== WHAT YOU NEED TO DO ==
Print all the entries verbatim.
··· THE RECORDS ···
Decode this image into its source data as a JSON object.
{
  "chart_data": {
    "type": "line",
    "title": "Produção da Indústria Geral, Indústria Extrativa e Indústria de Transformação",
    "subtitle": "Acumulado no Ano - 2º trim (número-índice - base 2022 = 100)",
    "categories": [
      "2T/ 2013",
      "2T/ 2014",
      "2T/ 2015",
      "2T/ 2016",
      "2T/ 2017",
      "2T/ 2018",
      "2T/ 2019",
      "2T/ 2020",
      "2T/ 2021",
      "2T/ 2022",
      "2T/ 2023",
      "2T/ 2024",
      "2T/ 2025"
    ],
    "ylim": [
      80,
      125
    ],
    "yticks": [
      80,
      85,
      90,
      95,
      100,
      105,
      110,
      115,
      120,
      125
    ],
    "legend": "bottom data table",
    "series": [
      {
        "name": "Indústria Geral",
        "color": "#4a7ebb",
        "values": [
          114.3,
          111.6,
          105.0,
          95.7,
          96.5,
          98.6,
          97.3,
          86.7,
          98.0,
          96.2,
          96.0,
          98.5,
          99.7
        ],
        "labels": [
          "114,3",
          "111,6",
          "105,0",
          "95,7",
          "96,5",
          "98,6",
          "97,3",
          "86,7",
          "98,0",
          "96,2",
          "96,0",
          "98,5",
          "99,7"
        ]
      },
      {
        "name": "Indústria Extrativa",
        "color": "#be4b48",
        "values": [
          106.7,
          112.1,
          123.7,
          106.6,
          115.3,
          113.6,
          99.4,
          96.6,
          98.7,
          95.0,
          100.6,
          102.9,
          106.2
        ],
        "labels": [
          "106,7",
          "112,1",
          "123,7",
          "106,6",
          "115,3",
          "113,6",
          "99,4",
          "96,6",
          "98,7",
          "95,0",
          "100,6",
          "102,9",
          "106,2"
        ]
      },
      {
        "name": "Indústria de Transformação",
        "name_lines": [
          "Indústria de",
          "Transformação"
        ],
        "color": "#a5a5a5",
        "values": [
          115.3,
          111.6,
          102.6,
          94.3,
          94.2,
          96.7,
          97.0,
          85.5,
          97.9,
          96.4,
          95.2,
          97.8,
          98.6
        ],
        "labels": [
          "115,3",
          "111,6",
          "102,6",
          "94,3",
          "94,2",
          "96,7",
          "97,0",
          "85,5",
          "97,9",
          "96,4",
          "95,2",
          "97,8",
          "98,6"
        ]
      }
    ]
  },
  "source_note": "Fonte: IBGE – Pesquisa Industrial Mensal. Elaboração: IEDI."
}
···
== RESPONSE TO THIS EXERCISE ==
Decode this image into its source data as a JSON object.
{
  "chart_data": {
    "type": "line",
    "title": "Produção da Indústria Geral, Indústria Extrativa e Indústria de Transformação",
    "subtitle": "Acumulado no Ano - 2º trim (número-índice - base 2022 = 100)",
    "categories": [
      "2T/ 2013",
      "2T/ 2014",
      "2T/ 2015",
      "2T/ 2016",
      "2T/ 2017",
      "2T/ 2018",
      "2T/ 2019",
      "2T/ 2020",
      "2T/ 2021",
      "2T/ 2022",
      "2T/ 2023",
      "2T/ 2024",
      "2T/ 2025"
    ],
    "ylim": [
      80,
      125
    ],
    "yticks": [
      80,
      85,
      90,
      95,
      100,
      105,
      110,
      115,
      120,
      125
    ],
    "legend": "bottom data table",
    "series": [
      {
        "name": "Indústria Geral",
        "color": "#4a7ebb",
        "values": [
          114.3,
          111.6,
          105.0,
          95.7,
          96.5,
          98.6,
          97.3,
          86.7,
          98.0,
          96.2,
          96.0,
          98.5,
          99.7
        ],
        "labels": [
          "114,3",
          "111,6",
          "105,0",
          "95,7",
          "96,5",
          "98,6",
          "97,3",
          "86,7",
          "98,0",
          "96,2",
          "96,0",
          "98,5",
          "99,7"
        ]
      },
      {
        "name": "Indústria Extrativa",
        "color": "#be4b48",
        "values": [
          106.7,
          112.1,
          123.7,
          106.6,
          115.3,
          113.6,
          99.4,
          96.6,
          98.7,
          95.0,
          100.6,
          102.9,
          106.2
        ],
        "labels": [
          "106,7",
          "112,1",
          "123,7",
          "106,6",
          "115,3",
          "113,6",
          "99,4",
          "96,6",
          "98,7",
          "95,0",
          "100,6",
          "102,9",
          "106,2"
        ]
      },
      {
        "name": "Indústria de Transformação",
        "name_lines": [
          "Indústria de",
          "Transformação"
        ],
        "color": "#a5a5a5",
        "values": [
          115.3,
          111.6,
          102.6,
          94.3,
          94.2,
          96.7,
          97.0,
          85.5,
          97.9,
          96.4,
          95.2,
          97.8,
          98.6
        ],
        "labels": [
          "115,3",
          "111,6",
          "102,6",
          "94,3",
          "94,2",
          "96,7",
          "97,0",
          "85,5",
          "97,9",
          "96,4",
          "95,2",
          "97,8",
          "98,6"
        ]
      }
    ]
  },
  "source_note": "Fonte: IBGE – Pesquisa Industrial Mensal. Elaboração: IEDI."
}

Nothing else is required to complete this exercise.